Pour évaluer l’indemnisation d’une victime d’agression ou d’accident, les experts médicaux, les avocats et les assurances se basent sur une nomenclature précise.
Parmi les postes de préjudice les plus importants figure celui des souffrances endurées (S.E.), aussi appelé pretium doloris, retenu dans la quasi-totalité des dossiers, même sans jours d’ITT.
Les souffrances endurées regroupent l’ensemble des douleurs physiques et psychologiques subies par la victime. Elles constituent souvent ce que le public appelle les « dommages et intérêts ».
Ce poste est évalué sur une échelle de 1 à 7, selon la gravité des atteintes.
L’expert s’appuie sur des éléments objectifs :
– violence du choc ou de l’agression ;
– gravité des blessures ;
– contusions multiples ;
– durée de l’hospitalisation ;
– soins reçus ;
– douleurs physiques ou psychiques ;
– nombre d’opérations et de complications.
L’expertise est déterminante pour fixer la valeur du pretium doloris.
Il est indispensable de s’y présenter accompagné d’un avocat et d’un médecin de recours, car :
– les souffrances endurées sont fréquemment sous-évaluées ;
– une bonne argumentation peut faire varier fortement le montant obtenu ;
– certains dossiers nécessitent de majorer ce poste plutôt qu’un autre.
À titre d’exemple, des souffrances endurées cotées 2/7 peuvent donner lieu à une indemnisation allant de 2 000 € à 8 000 €, selon la situation et la défense présentée.
Les S.E. ne représentent qu’une partie de votre indemnisation. D’autres postes peuvent s’ajouter :
préjudice esthétique, pertes de revenus, déficit fonctionnel, gêne temporaire, assistance par tierce personne, incidence professionnelle, etc.
Une victime qui accepte des dommages-intérêts forfaitaires sans expertise ni avocat prend le risque de passer à côté d’une indemnisation bien plus importante.

Données d'analyse de mise en page:

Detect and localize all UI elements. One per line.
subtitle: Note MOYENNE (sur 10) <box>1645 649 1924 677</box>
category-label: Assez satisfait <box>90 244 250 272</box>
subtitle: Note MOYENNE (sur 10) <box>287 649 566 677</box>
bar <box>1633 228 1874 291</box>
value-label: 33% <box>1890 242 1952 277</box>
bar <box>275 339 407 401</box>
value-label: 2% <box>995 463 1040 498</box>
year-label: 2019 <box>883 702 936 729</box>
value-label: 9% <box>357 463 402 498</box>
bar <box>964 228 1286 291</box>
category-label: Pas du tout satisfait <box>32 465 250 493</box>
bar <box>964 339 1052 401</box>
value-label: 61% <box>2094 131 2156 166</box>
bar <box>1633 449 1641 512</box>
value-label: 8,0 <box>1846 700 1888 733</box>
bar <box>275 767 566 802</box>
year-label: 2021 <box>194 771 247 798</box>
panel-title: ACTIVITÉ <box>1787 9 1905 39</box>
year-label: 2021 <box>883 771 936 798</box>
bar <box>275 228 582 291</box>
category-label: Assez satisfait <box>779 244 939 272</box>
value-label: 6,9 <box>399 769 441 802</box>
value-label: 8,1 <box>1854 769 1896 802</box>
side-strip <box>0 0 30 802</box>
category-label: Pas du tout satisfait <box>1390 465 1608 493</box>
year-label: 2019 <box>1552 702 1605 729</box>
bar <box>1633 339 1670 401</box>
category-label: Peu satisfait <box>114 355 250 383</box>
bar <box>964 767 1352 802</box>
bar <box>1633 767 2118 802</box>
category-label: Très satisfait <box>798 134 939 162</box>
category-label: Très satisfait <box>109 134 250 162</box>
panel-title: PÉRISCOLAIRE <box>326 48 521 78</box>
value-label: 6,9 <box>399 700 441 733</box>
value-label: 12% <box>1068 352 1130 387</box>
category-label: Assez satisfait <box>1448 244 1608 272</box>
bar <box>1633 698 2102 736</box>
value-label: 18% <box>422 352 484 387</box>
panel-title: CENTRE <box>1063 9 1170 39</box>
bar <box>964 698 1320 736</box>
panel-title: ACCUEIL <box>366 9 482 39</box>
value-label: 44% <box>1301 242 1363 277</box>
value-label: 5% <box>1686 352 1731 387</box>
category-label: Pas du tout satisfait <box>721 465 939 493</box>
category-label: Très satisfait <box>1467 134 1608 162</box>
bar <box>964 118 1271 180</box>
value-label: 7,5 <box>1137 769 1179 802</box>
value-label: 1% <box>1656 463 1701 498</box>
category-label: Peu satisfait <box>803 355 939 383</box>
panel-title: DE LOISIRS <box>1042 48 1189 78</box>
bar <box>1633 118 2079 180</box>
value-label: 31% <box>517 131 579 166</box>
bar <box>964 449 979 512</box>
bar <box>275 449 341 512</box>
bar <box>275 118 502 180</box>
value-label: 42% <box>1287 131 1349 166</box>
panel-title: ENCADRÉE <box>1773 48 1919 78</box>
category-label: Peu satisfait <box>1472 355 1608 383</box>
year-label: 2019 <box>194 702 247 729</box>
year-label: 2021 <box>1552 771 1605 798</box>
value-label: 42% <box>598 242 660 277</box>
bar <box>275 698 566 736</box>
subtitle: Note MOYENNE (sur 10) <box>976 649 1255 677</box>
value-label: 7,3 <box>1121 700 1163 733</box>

#### CONSIGNE:
Restituez à l'identique le passage de l'extrait sur les souffrances endurées qui va de « Parmi les postes » jusqu'à « et de complications. » inclus.

#### RÉSULTAT CI-DESSOUS:
Parmi les postes de préjudice les plus importants figure celui des souffrances endurées (S.E.), aussi appelé pretium doloris, retenu dans la quasi-totalité des dossiers, même sans jours d’ITT.
Les souffrances endurées regroupent l’ensemble des douleurs physiques et psychologiques subies par la victime. Elles constituent souvent ce que le public appelle les « dommages et intérêts ».
Ce poste est évalué sur une échelle de 1 à 7, selon la gravité des atteintes.
L’expert s’appuie sur des éléments objectifs :
– violence du choc ou de l’agression ;
– gravité des blessures ;
– contusions multiples ;
– durée de l’hospitalisation ;
– soins reçus ;
– douleurs physiques ou psychiques ;
– nombre d’opérations et de complications.